Figure dataset records:
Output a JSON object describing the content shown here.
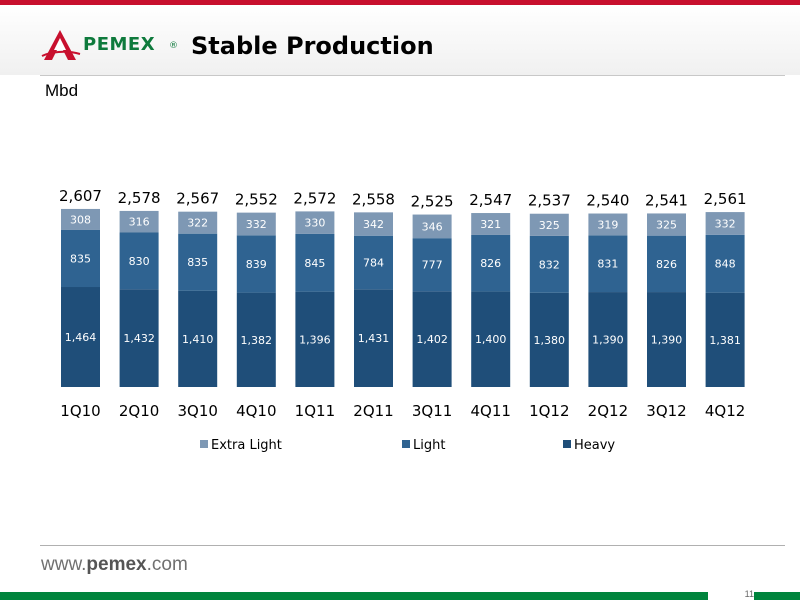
{
  "header": {
    "title": "Stable Production",
    "logo_text": "PEMEX",
    "unit_label": "Mbd"
  },
  "footer": {
    "url_prefix": "www.",
    "url_brand": "pemex",
    "url_suffix": ".com",
    "page_number": "11"
  },
  "colors": {
    "extra_light": "#7e98b4",
    "light": "#2f6391",
    "heavy": "#1f4e79",
    "brand_red": "#c8102e",
    "brand_green": "#00843d"
  },
  "chart_data": {
    "type": "bar",
    "stacked": true,
    "categories": [
      "1Q10",
      "2Q10",
      "3Q10",
      "4Q10",
      "1Q11",
      "2Q11",
      "3Q11",
      "4Q11",
      "1Q12",
      "2Q12",
      "3Q12",
      "4Q12"
    ],
    "series": [
      {
        "name": "Heavy",
        "values": [
          1464,
          1432,
          1410,
          1382,
          1396,
          1431,
          1402,
          1400,
          1380,
          1390,
          1390,
          1381
        ]
      },
      {
        "name": "Light",
        "values": [
          835,
          830,
          835,
          839,
          845,
          784,
          777,
          826,
          832,
          831,
          826,
          848
        ]
      },
      {
        "name": "Extra Light",
        "values": [
          308,
          316,
          322,
          332,
          330,
          342,
          346,
          321,
          325,
          319,
          325,
          332
        ]
      }
    ],
    "totals": [
      2607,
      2578,
      2567,
      2552,
      2572,
      2558,
      2525,
      2547,
      2537,
      2540,
      2541,
      2561
    ],
    "legend": [
      "Extra Light",
      "Light",
      "Heavy"
    ],
    "legend_position": "bottom",
    "ylim": [
      0,
      2700
    ],
    "grid": false
  }
}
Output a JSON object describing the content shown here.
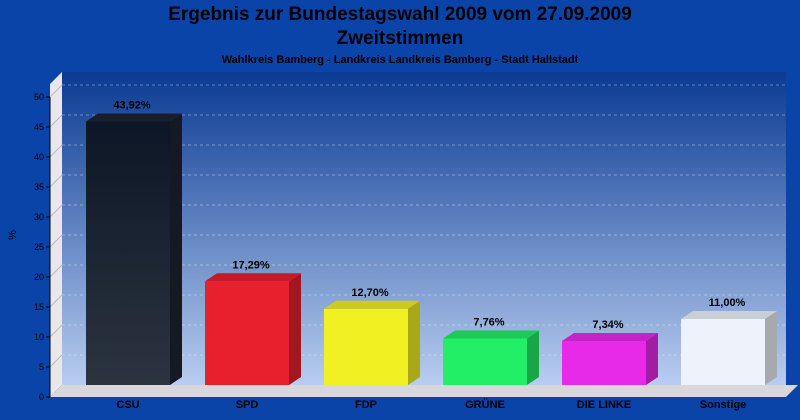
{
  "chart_data": {
    "type": "bar",
    "title": "Ergebnis zur Bundestagswahl 2009 vom 27.09.2009",
    "title_line2": "Zweitstimmen",
    "subtitle": "Wahlkreis Bamberg - Landkreis Landkreis Bamberg - Stadt Hallstadt",
    "xlabel": "",
    "ylabel": "%",
    "ylim": [
      0,
      50
    ],
    "yticks": [
      0,
      5,
      10,
      15,
      20,
      25,
      30,
      35,
      40,
      45,
      50
    ],
    "grid": true,
    "categories": [
      "CSU",
      "SPD",
      "FDP",
      "GRÜNE",
      "DIE LINKE",
      "Sonstige"
    ],
    "values": [
      43.92,
      17.29,
      12.7,
      7.76,
      7.34,
      11.0
    ],
    "value_labels": [
      "43,92%",
      "17,29%",
      "12,70%",
      "7,76%",
      "7,34%",
      "11,00%"
    ],
    "colors": [
      "#1c2533",
      "#e8202e",
      "#f0f022",
      "#22ee66",
      "#e62ae8",
      "#eef2fa"
    ]
  },
  "colors": {
    "background": "#0a44a8",
    "plot_top": "#0a3a92",
    "plot_bottom": "#b8cdf0"
  }
}
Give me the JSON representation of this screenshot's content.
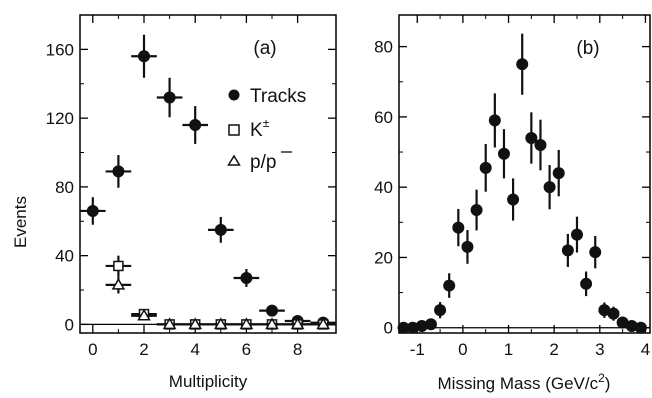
{
  "chart_data": [
    {
      "type": "scatter",
      "panel_label": "(a)",
      "xlabel": "Multiplicity",
      "ylabel": "Events",
      "xlim": [
        -0.5,
        9.5
      ],
      "ylim": [
        -5,
        180
      ],
      "xticks": [
        0,
        2,
        4,
        6,
        8
      ],
      "yticks": [
        0,
        40,
        80,
        120,
        160
      ],
      "baseline_y": 0,
      "series": [
        {
          "name": "Tracks",
          "marker": "filled-circle",
          "points": [
            {
              "x": 0,
              "y": 66,
              "yerr": 8
            },
            {
              "x": 1,
              "y": 89,
              "yerr": 9.5
            },
            {
              "x": 2,
              "y": 156,
              "yerr": 12.5
            },
            {
              "x": 3,
              "y": 132,
              "yerr": 11.5
            },
            {
              "x": 4,
              "y": 116,
              "yerr": 11
            },
            {
              "x": 5,
              "y": 55,
              "yerr": 7.5
            },
            {
              "x": 6,
              "y": 27,
              "yerr": 5.2
            },
            {
              "x": 7,
              "y": 8,
              "yerr": 2.8
            },
            {
              "x": 8,
              "y": 2,
              "yerr": 1.4
            },
            {
              "x": 9,
              "y": 1,
              "yerr": 1
            }
          ]
        },
        {
          "name": "K±",
          "marker": "open-square",
          "points": [
            {
              "x": 1,
              "y": 34,
              "yerr": 6
            },
            {
              "x": 2,
              "y": 6,
              "yerr": 2.5
            },
            {
              "x": 3,
              "y": 0,
              "yerr": 0.8
            },
            {
              "x": 4,
              "y": 0,
              "yerr": 0.8
            },
            {
              "x": 5,
              "y": 0,
              "yerr": 0.8
            },
            {
              "x": 6,
              "y": 0,
              "yerr": 0.8
            },
            {
              "x": 7,
              "y": 0,
              "yerr": 0.8
            },
            {
              "x": 8,
              "y": 0,
              "yerr": 0.8
            },
            {
              "x": 9,
              "y": 0,
              "yerr": 0.8
            }
          ]
        },
        {
          "name": "p/p̄",
          "marker": "open-triangle",
          "points": [
            {
              "x": 1,
              "y": 23,
              "yerr": 5
            },
            {
              "x": 2,
              "y": 5,
              "yerr": 2.2
            },
            {
              "x": 3,
              "y": 0,
              "yerr": 0.8
            },
            {
              "x": 4,
              "y": 0,
              "yerr": 0.8
            },
            {
              "x": 5,
              "y": 0,
              "yerr": 0.8
            },
            {
              "x": 6,
              "y": 0,
              "yerr": 0.8
            },
            {
              "x": 7,
              "y": 0,
              "yerr": 0.8
            },
            {
              "x": 8,
              "y": 0,
              "yerr": 0.8
            },
            {
              "x": 9,
              "y": 0,
              "yerr": 0.8
            }
          ]
        }
      ],
      "legend": [
        {
          "label": "Tracks",
          "sup": "",
          "marker": "filled-circle"
        },
        {
          "label": "K",
          "sup": "±",
          "marker": "open-square"
        },
        {
          "label": "p/p",
          "sup": "",
          "marker": "open-triangle"
        }
      ]
    },
    {
      "type": "scatter",
      "panel_label": "(b)",
      "xlabel": "Missing Mass  (GeV/c",
      "xlabel_sup": "2",
      "xlabel_end": ")",
      "ylabel": "",
      "xlim": [
        -1.4,
        4.1
      ],
      "ylim": [
        -1.5,
        89
      ],
      "xticks": [
        -1,
        0,
        1,
        2,
        3,
        4
      ],
      "yticks": [
        0,
        20,
        40,
        60,
        80
      ],
      "baseline_y": 0,
      "bin_width": 0.2,
      "series": [
        {
          "name": "",
          "marker": "filled-circle",
          "points": [
            {
              "x": -1.3,
              "y": 0,
              "yerr": 0.6
            },
            {
              "x": -1.1,
              "y": 0,
              "yerr": 0.6
            },
            {
              "x": -0.9,
              "y": 0.5,
              "yerr": 0.8
            },
            {
              "x": -0.7,
              "y": 1,
              "yerr": 1
            },
            {
              "x": -0.5,
              "y": 5,
              "yerr": 2.3
            },
            {
              "x": -0.3,
              "y": 12,
              "yerr": 3.5
            },
            {
              "x": -0.1,
              "y": 28.5,
              "yerr": 5.3
            },
            {
              "x": 0.1,
              "y": 23,
              "yerr": 4.8
            },
            {
              "x": 0.3,
              "y": 33.5,
              "yerr": 5.8
            },
            {
              "x": 0.5,
              "y": 45.5,
              "yerr": 6.8
            },
            {
              "x": 0.7,
              "y": 59,
              "yerr": 7.7
            },
            {
              "x": 0.9,
              "y": 49.5,
              "yerr": 7
            },
            {
              "x": 1.1,
              "y": 36.5,
              "yerr": 6
            },
            {
              "x": 1.3,
              "y": 75,
              "yerr": 8.7
            },
            {
              "x": 1.5,
              "y": 54,
              "yerr": 7.3
            },
            {
              "x": 1.7,
              "y": 52,
              "yerr": 7.2
            },
            {
              "x": 1.9,
              "y": 40,
              "yerr": 6.3
            },
            {
              "x": 2.1,
              "y": 44,
              "yerr": 6.6
            },
            {
              "x": 2.3,
              "y": 22,
              "yerr": 4.7
            },
            {
              "x": 2.5,
              "y": 26.5,
              "yerr": 5.1
            },
            {
              "x": 2.7,
              "y": 12.5,
              "yerr": 3.5
            },
            {
              "x": 2.9,
              "y": 21.5,
              "yerr": 4.6
            },
            {
              "x": 3.1,
              "y": 5,
              "yerr": 2.2
            },
            {
              "x": 3.3,
              "y": 4,
              "yerr": 2
            },
            {
              "x": 3.5,
              "y": 1.5,
              "yerr": 1.2
            },
            {
              "x": 3.7,
              "y": 0.5,
              "yerr": 0.8
            },
            {
              "x": 3.9,
              "y": 0,
              "yerr": 0.6
            }
          ]
        }
      ]
    }
  ]
}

• [Task to carry out] Lines of the listing that contain the word "marker" are to be counted; report only their number.

• [Answer to this exercise] 7